━━━ Input material ━━━
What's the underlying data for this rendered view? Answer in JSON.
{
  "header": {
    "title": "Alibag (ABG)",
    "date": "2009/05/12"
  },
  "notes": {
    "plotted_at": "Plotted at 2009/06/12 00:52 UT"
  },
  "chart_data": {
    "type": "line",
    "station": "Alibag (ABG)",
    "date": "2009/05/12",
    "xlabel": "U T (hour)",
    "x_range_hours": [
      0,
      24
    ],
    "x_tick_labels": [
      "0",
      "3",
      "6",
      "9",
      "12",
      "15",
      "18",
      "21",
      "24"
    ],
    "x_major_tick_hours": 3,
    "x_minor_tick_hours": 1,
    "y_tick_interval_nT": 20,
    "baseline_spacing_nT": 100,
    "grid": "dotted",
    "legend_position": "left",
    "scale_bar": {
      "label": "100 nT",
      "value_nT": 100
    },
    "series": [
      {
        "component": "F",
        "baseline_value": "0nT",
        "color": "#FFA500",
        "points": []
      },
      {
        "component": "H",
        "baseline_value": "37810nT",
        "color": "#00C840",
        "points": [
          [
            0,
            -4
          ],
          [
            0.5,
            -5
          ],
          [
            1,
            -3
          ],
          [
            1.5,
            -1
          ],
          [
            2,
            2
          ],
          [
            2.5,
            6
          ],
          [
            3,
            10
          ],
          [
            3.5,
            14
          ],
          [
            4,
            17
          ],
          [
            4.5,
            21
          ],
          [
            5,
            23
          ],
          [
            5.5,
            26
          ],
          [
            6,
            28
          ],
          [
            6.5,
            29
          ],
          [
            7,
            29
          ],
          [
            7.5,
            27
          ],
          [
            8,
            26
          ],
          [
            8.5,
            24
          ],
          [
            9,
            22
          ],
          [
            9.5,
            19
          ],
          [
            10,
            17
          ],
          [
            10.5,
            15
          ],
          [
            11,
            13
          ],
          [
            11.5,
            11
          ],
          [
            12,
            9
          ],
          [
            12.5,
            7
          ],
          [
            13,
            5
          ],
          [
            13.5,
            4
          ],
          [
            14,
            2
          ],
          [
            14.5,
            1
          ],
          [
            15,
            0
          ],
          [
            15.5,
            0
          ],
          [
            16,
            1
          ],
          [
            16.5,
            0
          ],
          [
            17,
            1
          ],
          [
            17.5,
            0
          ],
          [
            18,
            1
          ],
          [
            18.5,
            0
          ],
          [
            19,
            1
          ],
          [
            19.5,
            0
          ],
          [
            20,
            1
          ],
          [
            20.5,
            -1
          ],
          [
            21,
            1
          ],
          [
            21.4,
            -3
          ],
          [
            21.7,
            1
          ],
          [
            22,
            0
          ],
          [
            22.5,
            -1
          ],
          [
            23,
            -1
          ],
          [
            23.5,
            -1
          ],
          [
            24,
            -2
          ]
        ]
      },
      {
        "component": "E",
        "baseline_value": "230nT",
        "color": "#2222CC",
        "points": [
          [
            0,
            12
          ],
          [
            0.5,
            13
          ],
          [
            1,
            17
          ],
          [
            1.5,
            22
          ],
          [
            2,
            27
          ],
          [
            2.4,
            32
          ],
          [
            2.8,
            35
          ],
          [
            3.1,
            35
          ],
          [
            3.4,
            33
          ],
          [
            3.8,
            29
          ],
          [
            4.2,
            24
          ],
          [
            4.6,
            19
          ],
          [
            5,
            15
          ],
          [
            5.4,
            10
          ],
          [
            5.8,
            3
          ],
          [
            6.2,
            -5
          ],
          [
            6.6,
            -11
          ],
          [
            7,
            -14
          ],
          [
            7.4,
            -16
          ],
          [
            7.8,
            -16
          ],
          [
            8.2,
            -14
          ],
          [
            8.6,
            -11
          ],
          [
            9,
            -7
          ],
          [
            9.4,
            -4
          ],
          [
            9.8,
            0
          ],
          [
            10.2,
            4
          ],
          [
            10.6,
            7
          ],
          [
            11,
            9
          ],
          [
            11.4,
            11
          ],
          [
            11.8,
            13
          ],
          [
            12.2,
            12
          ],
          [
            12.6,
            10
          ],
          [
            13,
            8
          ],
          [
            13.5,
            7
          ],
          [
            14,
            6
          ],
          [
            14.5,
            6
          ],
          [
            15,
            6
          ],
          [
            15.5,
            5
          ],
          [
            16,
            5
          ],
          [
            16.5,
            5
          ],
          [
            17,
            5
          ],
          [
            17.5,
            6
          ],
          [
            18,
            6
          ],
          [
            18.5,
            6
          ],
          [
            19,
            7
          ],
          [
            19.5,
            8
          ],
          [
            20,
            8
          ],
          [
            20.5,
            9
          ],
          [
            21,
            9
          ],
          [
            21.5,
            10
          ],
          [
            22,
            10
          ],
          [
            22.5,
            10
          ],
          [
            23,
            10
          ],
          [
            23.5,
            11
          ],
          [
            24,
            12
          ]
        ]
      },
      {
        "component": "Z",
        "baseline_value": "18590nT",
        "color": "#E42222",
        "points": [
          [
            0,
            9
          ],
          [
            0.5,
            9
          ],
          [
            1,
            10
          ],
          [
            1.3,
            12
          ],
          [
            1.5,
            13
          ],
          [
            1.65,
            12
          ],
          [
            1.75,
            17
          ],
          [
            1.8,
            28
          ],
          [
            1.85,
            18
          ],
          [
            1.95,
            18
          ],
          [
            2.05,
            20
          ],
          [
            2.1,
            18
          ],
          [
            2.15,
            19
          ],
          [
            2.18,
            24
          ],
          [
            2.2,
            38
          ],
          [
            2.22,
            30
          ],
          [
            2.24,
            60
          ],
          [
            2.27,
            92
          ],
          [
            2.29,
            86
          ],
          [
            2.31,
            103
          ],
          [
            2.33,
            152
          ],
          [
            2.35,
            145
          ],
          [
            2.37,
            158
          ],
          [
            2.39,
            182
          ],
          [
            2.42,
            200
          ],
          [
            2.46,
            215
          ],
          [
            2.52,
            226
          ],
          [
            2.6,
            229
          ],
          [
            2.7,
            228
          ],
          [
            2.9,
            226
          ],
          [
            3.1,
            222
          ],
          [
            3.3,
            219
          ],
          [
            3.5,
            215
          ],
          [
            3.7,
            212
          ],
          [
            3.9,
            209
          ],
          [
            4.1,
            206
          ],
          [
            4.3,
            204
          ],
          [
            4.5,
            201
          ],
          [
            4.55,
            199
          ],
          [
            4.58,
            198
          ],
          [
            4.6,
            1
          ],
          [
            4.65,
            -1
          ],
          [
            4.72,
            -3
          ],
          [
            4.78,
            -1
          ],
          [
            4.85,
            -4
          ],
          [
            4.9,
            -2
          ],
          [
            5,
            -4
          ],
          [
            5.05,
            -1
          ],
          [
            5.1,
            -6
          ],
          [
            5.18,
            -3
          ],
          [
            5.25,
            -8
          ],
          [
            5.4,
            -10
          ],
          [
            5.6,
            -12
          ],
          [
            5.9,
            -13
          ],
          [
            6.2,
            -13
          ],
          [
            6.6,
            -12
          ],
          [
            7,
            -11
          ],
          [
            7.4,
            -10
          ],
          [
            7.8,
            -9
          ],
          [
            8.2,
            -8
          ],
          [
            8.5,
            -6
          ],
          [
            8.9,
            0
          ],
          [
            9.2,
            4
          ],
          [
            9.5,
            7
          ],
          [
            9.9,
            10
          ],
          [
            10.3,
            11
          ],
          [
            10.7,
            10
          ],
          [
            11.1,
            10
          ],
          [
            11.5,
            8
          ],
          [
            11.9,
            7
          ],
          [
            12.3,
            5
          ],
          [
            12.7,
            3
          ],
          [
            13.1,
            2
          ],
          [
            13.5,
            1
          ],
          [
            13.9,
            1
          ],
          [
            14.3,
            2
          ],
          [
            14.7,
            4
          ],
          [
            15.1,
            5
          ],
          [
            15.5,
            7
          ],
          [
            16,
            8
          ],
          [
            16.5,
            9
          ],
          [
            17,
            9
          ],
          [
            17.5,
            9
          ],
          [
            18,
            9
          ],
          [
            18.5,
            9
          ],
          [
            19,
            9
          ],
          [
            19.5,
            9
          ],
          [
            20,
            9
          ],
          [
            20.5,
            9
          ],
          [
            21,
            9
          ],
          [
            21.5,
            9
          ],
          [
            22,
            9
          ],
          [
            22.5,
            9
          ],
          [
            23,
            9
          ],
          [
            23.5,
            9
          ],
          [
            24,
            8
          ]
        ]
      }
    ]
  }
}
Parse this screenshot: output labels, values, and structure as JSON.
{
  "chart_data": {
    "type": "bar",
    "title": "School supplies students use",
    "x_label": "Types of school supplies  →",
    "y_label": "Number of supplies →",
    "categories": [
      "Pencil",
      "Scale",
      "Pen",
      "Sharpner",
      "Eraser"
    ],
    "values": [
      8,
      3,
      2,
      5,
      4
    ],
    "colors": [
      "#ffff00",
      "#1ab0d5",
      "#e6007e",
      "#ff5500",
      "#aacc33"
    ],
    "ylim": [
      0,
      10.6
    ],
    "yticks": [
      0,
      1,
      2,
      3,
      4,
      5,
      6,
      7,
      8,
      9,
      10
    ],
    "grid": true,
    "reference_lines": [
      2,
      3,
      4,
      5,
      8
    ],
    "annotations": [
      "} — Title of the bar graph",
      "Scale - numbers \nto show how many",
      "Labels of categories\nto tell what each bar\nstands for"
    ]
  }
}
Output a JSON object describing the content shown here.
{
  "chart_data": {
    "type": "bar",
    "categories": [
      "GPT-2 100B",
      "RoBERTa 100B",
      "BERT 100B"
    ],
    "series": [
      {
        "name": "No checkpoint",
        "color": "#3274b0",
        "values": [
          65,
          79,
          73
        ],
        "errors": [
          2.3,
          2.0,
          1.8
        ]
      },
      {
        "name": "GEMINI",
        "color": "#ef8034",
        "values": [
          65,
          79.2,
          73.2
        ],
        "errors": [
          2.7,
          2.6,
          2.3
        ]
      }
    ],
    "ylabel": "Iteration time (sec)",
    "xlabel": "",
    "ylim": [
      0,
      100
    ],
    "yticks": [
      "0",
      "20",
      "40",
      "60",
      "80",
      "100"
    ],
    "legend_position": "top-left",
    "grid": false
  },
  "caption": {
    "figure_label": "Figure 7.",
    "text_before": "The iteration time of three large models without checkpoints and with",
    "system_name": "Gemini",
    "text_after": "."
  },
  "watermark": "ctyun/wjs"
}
━━━
- [Exercise description]: Only those lines running from the one containing "Output a JSON" through the last line of the data above are to be copied, exactly, with both ends included.

- [Response]:
Output a JSON object describing the content shown here.
{
  "chart_data": {
    "type": "bar",
    "categories": [
      "GPT-2 100B",
      "RoBERTa 100B",
      "BERT 100B"
    ],
    "series": [
      {
        "name": "No checkpoint",
        "color": "#3274b0",
        "values": [
          65,
          79,
          73
        ],
        "errors": [
          2.3,
          2.0,
          1.8
        ]
      },
      {
        "name": "GEMINI",
        "color": "#ef8034",
        "values": [
          65,
          79.2,
          73.2
        ],
        "errors": [
          2.7,
          2.6,
          2.3
        ]
      }
    ],
    "ylabel": "Iteration time (sec)",
    "xlabel": "",
    "ylim": [
      0,
      100
    ],
    "yticks": [
      "0",
      "20",
      "40",
      "60",
      "80",
      "100"
    ],
    "legend_position": "top-left",
    "grid": false
  },
  "caption": {
    "figure_label": "Figure 7.",
    "text_before": "The iteration time of three large models without checkpoints and with",
    "system_name": "Gemini",
    "text_after": "."
  },
  "watermark": "ctyun/wjs"
}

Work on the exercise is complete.